1. Bayesian Estimator for Binomial Probability

Following the class notes, here is a visualization of the posterior probability for the estimation of the proportion p from a binomial sample. You can play around with the values of the sample size (N) and the count of 1s (X), watching how the posterior changes.

N <- 5
X <- N * (0.25)
curve(dbeta(x, shape1 = X + 1, shape2 = N - X + 1),
      from = 0, to = 1, cex = 2, n = 1000)
abline(v = X / N, col = "red")

You should see that as N grows, the probability distribution begins to move from a uniform distribution (the prior) to a distribution concentrated on the mean.

2. Credible Region

Let’s create an actual sample of data from a hypothetical binomial distribution, where 25% of data are equal to 1 and 75% of the data are equal to 0.

N <- 100
x <- rep(c(0, 1), c(N * (1-0.25), N * (0.25)))
x
##   [1] 0 0 0 0 0 0 0 0 0 0 0 0 0 0 0 0 0 0 0 0 0 0 0 0 0 0 0 0 0 0 0 0 0 0 0
##  [36] 0 0 0 0 0 0 0 0 0 0 0 0 0 0 0 0 0 0 0 0 0 0 0 0 0 0 0 0 0 0 0 0 0 0 0
##  [71] 0 0 0 0 0 1 1 1 1 1 1 1 1 1 1 1 1 1 1 1 1 1 1 1 1 1 1 1 1 1

The T-test function, as we know, can give a confidence interval based on the T pivot statistic:

t.test(x)

**Tasks to carry out**
1 > According to the tutorial, what happens to the posterior distribution as N grows?
2 > Reproduce the tutorial's text between "Following the class" and "on the mean.", inclusive.
You will not need the listing for any of this work.

**Excerpted records**
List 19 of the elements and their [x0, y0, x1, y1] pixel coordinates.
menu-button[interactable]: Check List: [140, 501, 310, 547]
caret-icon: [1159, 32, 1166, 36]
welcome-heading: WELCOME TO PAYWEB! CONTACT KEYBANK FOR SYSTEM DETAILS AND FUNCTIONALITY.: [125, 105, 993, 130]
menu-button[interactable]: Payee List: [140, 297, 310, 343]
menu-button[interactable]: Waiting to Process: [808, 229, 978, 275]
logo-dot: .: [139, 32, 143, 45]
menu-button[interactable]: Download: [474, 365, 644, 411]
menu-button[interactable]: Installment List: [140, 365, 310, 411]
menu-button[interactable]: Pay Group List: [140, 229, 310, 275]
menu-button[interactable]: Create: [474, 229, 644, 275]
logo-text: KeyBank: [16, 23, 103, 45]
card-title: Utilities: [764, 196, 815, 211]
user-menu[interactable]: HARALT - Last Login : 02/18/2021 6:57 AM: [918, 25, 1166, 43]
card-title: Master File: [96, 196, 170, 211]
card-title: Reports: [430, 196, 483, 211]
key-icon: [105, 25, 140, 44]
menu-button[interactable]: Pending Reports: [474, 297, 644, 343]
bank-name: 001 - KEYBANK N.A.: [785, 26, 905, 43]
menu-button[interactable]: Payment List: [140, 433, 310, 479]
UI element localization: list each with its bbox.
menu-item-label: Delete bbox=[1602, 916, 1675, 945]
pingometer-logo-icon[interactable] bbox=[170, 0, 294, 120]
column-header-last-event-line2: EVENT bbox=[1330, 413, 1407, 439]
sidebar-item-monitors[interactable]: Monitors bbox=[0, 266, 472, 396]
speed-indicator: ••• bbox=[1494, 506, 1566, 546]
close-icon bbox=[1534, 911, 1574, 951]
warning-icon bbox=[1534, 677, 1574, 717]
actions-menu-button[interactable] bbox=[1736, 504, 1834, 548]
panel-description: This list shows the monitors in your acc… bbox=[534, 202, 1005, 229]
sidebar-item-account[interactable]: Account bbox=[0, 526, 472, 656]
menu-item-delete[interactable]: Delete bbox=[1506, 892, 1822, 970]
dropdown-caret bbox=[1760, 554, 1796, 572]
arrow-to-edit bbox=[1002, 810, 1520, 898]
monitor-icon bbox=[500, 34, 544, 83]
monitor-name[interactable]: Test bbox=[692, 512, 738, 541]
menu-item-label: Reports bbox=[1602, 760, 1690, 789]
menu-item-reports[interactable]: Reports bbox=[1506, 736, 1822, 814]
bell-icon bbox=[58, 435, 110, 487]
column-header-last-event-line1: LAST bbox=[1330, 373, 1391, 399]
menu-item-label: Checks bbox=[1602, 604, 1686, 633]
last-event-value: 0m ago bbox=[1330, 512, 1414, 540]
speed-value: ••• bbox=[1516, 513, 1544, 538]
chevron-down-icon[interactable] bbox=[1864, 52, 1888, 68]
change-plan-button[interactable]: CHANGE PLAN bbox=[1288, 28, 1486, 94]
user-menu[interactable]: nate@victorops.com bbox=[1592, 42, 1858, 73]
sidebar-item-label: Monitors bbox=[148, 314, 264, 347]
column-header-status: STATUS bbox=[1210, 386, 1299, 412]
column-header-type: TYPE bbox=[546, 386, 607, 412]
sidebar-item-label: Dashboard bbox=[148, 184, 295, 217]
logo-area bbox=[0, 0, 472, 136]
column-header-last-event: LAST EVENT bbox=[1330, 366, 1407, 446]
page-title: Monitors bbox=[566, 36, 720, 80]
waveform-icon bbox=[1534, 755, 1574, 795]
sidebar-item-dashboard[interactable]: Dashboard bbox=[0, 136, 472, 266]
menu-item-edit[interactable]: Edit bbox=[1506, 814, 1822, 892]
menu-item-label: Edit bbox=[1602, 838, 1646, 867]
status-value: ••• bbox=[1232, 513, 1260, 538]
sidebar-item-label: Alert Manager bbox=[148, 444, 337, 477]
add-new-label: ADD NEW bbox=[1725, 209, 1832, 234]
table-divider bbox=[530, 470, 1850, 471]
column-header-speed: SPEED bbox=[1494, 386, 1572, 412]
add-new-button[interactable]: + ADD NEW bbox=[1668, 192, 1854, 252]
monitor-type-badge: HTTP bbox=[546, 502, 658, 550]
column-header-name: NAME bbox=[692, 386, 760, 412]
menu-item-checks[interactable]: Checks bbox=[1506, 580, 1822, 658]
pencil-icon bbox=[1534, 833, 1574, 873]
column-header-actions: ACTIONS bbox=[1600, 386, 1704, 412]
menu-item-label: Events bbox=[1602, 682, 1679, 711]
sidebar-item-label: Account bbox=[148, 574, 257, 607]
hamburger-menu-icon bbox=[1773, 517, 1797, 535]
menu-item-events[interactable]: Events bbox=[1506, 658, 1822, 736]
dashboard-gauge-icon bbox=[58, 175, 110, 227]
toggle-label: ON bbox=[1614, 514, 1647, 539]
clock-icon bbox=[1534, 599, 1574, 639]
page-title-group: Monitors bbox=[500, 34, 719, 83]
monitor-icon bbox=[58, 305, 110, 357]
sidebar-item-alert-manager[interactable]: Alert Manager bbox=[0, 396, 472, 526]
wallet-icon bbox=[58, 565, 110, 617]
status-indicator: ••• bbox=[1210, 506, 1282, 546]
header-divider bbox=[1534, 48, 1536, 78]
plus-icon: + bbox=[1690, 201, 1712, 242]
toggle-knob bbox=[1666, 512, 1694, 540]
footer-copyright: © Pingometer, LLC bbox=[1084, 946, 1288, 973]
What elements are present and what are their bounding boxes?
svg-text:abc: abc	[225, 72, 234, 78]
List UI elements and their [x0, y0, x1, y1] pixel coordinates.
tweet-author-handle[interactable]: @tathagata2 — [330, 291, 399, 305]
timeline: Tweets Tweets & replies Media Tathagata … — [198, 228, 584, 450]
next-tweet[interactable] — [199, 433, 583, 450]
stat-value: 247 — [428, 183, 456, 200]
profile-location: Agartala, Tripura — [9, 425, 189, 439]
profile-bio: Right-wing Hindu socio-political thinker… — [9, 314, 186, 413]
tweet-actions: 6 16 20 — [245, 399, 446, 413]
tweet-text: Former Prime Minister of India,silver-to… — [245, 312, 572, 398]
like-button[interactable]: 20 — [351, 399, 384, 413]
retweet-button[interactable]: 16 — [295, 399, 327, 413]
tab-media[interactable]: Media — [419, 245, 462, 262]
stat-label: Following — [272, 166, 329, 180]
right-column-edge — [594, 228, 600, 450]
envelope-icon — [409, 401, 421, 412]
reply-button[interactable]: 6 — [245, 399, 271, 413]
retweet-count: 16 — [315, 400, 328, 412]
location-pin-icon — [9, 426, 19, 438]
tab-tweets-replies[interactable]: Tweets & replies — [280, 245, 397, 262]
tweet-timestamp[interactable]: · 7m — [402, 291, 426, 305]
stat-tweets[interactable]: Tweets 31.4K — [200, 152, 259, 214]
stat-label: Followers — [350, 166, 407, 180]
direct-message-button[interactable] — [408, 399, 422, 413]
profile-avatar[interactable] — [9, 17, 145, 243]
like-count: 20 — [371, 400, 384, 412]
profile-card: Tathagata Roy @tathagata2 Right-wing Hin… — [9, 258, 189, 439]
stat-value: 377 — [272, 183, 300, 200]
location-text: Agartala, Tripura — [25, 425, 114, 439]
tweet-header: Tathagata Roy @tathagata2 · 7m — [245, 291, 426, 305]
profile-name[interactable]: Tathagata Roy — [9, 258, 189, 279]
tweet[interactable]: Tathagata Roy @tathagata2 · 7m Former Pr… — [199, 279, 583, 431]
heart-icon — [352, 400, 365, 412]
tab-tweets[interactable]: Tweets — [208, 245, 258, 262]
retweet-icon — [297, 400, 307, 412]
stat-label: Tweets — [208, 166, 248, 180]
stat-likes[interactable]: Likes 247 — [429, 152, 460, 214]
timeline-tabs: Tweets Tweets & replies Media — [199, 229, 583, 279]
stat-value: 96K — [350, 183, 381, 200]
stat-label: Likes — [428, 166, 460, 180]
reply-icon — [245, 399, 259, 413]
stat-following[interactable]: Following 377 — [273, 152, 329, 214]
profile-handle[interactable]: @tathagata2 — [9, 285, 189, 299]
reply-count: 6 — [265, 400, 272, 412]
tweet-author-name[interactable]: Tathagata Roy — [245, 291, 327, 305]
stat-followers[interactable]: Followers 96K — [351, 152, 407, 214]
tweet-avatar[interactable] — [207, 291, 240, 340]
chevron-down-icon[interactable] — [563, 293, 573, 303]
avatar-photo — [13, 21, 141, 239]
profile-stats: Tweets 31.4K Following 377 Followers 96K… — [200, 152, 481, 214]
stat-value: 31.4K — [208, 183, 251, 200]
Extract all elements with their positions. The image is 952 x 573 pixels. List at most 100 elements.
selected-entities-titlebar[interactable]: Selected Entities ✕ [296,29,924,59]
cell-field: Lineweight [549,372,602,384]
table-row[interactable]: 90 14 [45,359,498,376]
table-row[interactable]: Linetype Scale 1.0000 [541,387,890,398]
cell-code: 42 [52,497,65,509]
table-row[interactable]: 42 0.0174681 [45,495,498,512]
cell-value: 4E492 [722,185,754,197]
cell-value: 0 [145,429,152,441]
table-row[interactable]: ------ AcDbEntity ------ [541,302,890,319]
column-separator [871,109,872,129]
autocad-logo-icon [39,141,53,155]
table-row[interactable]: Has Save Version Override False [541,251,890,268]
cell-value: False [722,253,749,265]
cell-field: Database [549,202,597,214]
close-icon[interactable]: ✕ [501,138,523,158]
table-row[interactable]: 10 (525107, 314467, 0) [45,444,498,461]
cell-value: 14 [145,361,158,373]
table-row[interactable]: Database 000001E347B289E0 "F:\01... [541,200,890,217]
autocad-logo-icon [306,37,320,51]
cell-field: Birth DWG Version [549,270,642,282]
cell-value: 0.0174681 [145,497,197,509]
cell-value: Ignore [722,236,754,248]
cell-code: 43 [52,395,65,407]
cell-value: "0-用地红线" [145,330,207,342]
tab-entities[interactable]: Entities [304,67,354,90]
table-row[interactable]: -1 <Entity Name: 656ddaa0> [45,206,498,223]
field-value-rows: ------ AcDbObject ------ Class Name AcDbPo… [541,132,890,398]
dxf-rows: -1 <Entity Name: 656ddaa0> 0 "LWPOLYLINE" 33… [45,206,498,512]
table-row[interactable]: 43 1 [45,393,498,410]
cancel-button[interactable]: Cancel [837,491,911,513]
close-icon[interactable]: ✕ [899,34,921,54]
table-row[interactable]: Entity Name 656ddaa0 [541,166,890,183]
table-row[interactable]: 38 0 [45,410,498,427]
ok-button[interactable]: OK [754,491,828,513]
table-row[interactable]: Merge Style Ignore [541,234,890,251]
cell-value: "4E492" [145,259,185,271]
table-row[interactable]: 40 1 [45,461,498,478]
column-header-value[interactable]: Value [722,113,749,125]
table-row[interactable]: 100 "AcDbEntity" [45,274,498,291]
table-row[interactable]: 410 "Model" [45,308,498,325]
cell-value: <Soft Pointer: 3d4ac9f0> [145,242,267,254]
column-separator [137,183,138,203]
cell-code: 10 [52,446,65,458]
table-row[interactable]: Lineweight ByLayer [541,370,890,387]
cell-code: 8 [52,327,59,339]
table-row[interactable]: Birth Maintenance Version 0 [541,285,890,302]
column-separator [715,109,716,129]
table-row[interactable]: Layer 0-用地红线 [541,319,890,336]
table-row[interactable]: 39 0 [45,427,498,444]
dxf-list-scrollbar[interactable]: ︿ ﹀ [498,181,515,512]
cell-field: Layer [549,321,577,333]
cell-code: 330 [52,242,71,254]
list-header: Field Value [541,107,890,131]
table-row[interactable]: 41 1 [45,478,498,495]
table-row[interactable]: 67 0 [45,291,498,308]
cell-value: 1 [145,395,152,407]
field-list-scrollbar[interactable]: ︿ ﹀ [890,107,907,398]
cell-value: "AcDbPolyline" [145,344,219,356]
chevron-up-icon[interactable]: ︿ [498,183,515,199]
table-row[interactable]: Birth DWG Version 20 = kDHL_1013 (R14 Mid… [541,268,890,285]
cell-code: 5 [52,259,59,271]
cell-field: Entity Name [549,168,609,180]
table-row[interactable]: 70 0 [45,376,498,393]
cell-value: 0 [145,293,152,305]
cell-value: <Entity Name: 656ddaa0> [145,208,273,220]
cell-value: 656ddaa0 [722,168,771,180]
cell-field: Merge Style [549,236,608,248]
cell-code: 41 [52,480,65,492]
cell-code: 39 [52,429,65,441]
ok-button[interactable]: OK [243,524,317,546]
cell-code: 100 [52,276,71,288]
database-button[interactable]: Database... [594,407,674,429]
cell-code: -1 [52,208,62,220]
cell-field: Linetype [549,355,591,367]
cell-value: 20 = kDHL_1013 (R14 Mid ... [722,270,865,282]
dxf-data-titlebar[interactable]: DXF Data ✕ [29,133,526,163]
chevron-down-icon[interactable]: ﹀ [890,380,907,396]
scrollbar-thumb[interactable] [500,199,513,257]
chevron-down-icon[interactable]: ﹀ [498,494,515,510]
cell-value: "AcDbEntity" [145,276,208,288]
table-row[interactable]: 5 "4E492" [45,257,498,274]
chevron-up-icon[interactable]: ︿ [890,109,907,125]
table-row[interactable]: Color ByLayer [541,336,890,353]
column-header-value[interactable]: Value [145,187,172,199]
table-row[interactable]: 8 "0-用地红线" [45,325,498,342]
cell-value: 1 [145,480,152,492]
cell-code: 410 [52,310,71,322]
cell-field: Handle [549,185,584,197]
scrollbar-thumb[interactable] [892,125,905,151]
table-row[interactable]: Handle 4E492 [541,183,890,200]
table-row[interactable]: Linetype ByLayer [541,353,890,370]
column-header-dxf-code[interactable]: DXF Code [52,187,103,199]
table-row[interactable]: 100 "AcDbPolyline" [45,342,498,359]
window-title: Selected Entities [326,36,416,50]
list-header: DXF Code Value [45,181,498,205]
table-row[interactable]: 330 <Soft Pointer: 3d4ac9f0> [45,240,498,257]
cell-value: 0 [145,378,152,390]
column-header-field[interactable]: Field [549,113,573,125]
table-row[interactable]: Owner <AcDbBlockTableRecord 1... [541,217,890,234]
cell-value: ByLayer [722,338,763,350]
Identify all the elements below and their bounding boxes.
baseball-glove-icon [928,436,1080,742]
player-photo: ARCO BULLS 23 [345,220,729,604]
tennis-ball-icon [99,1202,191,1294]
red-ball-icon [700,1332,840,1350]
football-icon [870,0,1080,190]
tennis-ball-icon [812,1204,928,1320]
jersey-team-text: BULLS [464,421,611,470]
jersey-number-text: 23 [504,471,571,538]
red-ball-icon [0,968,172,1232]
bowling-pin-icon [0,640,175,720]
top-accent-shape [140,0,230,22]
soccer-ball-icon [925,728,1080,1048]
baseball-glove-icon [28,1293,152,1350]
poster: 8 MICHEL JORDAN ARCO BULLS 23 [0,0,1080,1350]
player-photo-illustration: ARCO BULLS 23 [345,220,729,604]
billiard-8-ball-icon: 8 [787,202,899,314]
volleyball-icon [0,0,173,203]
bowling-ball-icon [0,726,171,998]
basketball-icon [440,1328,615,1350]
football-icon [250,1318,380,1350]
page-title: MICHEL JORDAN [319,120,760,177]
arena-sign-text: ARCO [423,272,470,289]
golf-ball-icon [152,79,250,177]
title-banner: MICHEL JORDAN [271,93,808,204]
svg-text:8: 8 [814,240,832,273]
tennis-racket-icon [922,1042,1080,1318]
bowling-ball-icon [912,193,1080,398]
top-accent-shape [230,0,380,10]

**Solved problems**
1 > It moves from a uniform distribution, the prior, to a distribution concentrated on the mean.

2 >
Following the class notes, here is a visualization of the posterior probability for the estimation of the proportion p from a binomial sample. You can play around with the values of the sample size (N) and the count of 1s (X), watching how the posterior changes.

N <- 5
X <- N * (0.25)
curve(dbeta(x, shape1 = X + 1, shape2 = N - X + 1),
      from = 0, to = 1, cex = 2, n = 1000)
abline(v = X / N, col = "red")

You should see that as N grows, the probability distribution begins to move from a uniform distribution (the prior) to a distribution concentrated on the mean.